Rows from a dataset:
%%
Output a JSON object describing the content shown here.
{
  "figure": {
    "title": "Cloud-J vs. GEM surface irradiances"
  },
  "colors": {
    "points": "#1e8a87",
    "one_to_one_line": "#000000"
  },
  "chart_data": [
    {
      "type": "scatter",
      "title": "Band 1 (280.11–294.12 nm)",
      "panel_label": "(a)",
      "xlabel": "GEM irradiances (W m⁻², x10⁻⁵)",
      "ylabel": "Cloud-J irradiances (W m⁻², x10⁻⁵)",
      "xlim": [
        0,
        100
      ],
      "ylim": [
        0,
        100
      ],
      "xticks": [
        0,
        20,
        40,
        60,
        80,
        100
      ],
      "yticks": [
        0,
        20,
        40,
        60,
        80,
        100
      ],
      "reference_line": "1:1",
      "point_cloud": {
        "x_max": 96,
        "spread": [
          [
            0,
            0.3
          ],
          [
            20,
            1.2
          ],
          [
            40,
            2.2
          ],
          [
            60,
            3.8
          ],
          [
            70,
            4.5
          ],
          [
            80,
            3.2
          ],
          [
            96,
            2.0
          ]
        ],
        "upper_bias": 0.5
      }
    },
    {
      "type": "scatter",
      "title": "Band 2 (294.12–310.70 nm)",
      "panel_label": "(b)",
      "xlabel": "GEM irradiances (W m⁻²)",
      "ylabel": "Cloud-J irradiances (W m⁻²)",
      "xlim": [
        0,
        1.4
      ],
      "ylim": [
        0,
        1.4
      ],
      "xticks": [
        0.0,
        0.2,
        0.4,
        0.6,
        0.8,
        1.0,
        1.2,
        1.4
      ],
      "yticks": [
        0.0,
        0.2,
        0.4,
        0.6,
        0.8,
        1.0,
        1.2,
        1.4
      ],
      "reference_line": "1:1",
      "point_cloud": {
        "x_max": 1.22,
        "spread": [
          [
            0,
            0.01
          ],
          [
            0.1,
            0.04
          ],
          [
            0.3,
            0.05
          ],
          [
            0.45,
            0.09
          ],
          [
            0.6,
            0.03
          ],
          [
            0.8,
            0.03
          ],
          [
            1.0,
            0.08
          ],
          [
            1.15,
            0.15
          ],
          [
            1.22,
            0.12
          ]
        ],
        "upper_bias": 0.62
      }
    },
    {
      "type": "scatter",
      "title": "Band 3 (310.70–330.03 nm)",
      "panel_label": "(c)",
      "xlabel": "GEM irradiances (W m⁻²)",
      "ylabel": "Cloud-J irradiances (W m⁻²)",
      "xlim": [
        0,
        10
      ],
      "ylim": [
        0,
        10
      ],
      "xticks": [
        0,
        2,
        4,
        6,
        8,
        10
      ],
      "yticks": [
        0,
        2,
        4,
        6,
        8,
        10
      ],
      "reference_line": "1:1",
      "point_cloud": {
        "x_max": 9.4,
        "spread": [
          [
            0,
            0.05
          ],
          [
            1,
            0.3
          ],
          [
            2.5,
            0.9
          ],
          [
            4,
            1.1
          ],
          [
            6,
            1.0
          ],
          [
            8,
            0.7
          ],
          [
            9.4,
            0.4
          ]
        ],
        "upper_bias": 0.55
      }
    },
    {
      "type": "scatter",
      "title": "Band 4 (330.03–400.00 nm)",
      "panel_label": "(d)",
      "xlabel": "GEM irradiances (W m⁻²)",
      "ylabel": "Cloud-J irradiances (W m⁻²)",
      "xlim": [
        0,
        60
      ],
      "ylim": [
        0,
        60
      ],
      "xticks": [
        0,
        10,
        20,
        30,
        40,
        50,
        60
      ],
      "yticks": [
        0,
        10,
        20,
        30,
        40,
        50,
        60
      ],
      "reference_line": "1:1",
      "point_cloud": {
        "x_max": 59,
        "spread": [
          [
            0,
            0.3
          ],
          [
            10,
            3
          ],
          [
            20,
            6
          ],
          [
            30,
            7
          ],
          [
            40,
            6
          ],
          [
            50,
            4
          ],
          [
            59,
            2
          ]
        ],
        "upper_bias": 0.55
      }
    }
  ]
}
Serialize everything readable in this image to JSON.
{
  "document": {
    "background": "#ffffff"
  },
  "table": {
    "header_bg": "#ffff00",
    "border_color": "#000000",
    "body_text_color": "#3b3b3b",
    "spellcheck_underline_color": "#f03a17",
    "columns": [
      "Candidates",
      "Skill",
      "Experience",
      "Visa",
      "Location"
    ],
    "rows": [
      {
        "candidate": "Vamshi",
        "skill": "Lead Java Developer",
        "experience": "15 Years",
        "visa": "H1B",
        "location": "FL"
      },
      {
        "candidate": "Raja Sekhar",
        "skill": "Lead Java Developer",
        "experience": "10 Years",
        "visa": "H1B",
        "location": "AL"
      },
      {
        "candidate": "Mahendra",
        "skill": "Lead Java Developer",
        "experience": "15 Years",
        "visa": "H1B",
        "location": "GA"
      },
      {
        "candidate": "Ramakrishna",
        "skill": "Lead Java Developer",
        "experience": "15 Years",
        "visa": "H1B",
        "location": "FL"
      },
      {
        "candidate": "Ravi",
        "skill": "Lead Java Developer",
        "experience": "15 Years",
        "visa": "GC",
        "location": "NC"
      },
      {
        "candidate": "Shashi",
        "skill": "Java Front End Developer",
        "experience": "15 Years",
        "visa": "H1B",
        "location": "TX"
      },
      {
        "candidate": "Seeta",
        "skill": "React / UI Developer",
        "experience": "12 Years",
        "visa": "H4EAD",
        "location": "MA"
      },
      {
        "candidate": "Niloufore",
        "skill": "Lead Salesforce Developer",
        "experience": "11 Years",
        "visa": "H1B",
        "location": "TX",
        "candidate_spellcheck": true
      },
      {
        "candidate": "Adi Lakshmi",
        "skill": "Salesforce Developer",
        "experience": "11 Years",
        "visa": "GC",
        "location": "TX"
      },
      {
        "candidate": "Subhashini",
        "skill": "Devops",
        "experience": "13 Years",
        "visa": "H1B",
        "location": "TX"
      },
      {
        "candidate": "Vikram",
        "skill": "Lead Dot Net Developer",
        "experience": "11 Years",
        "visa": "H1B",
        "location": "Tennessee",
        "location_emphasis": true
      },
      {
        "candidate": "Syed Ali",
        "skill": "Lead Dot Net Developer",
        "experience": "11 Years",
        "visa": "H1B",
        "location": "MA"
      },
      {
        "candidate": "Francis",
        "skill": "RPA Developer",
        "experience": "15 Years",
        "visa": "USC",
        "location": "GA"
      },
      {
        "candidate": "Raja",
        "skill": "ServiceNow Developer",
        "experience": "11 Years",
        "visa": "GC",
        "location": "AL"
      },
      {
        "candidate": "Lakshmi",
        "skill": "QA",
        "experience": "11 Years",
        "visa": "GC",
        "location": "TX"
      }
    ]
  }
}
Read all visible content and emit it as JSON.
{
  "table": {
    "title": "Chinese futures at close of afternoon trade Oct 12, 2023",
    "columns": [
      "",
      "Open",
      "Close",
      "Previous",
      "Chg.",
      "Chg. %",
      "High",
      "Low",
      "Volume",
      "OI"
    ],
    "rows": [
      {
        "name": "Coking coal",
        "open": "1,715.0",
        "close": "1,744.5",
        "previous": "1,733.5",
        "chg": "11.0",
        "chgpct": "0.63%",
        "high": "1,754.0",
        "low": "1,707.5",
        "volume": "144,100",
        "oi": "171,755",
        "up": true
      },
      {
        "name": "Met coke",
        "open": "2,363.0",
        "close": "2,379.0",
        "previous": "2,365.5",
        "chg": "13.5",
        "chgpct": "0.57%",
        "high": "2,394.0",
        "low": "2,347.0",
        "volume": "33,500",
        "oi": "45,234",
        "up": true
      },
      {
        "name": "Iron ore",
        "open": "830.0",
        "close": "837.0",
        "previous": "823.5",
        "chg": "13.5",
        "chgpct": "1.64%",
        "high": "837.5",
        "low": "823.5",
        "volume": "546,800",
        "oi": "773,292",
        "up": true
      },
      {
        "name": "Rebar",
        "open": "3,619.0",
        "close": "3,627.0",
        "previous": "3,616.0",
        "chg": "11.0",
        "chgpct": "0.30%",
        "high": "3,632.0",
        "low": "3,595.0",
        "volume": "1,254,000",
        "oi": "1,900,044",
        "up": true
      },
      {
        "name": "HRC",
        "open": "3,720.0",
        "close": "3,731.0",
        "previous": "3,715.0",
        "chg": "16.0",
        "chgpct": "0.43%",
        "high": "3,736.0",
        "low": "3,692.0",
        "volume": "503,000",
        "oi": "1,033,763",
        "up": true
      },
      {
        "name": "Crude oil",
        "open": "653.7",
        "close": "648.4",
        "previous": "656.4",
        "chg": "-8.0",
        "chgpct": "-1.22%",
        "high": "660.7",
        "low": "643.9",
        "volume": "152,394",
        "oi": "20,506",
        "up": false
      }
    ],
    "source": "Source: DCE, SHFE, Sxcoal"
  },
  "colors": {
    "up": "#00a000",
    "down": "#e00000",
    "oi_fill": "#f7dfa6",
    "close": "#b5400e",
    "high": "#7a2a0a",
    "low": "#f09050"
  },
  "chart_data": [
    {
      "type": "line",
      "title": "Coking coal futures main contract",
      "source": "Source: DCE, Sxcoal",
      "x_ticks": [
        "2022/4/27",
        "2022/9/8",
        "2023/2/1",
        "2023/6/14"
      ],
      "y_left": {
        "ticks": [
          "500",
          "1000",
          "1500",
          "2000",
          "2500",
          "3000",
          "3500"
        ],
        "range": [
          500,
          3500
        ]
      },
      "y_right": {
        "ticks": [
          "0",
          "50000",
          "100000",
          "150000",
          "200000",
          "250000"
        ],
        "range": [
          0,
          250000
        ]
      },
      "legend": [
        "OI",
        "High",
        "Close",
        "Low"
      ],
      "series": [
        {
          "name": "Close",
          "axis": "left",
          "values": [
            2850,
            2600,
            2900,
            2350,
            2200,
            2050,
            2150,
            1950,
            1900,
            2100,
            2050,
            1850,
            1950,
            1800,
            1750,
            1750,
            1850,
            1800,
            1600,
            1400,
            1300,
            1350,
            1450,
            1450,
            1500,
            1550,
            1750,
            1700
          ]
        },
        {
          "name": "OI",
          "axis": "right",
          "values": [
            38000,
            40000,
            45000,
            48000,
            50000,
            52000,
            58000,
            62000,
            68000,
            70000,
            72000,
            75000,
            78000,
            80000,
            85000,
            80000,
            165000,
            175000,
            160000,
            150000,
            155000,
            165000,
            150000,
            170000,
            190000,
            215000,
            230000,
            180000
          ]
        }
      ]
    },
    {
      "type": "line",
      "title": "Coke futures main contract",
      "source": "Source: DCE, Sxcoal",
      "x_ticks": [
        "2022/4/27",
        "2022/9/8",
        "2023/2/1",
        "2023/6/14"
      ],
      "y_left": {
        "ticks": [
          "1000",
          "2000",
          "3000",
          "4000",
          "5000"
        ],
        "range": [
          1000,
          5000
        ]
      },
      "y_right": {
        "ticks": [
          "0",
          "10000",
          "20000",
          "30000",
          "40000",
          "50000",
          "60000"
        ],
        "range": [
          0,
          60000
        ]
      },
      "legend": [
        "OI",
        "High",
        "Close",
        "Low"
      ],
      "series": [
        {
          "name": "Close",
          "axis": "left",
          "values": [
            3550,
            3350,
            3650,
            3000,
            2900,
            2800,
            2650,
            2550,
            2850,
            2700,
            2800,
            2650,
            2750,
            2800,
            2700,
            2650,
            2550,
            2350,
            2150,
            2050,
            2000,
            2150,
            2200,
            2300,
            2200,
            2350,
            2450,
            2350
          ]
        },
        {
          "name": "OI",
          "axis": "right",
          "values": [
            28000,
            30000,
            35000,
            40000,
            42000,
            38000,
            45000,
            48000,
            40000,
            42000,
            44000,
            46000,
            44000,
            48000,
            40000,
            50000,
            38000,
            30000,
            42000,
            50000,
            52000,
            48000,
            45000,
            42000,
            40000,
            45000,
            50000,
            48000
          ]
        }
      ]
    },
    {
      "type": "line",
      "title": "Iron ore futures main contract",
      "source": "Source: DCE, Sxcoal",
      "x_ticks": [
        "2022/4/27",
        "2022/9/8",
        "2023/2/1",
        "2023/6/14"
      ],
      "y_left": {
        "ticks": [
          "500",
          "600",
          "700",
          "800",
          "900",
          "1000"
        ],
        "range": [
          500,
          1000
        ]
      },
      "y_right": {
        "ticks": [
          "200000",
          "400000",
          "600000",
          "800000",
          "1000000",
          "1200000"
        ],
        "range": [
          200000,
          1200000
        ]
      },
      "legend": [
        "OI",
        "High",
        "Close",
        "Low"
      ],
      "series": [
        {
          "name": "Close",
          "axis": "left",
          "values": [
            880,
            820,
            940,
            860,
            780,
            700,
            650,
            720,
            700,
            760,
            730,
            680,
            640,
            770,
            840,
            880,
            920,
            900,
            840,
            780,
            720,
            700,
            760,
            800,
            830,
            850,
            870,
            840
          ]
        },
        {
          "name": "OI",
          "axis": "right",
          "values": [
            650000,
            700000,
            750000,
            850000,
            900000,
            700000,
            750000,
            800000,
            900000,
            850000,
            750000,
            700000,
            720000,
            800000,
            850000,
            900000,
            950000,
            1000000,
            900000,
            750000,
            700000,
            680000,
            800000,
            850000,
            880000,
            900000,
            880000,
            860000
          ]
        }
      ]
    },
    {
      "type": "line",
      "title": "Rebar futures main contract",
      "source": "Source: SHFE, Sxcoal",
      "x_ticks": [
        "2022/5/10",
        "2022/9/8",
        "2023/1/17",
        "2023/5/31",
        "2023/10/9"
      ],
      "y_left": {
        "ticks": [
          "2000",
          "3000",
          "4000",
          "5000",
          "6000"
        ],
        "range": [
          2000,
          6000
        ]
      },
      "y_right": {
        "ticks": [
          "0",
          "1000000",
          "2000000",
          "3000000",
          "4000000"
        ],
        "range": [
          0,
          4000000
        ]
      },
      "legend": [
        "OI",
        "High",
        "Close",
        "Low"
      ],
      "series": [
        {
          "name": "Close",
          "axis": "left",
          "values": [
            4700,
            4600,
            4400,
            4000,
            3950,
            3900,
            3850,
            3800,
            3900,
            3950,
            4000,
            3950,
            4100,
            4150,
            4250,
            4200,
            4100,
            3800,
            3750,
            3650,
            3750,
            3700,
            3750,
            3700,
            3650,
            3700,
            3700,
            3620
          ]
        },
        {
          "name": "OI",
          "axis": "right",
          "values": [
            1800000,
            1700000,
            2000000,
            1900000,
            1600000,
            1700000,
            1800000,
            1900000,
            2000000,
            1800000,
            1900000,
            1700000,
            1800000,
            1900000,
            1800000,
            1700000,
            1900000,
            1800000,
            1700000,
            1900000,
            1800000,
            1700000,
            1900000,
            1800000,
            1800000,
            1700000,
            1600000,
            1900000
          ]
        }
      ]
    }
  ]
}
%%
§ **THE TASK**
Go through the listing above and pull out each line containing the word "content".

§ **THE COMPLETED TASK**
Output a JSON object describing the content shown here.
Read all visible content and emit it as JSON.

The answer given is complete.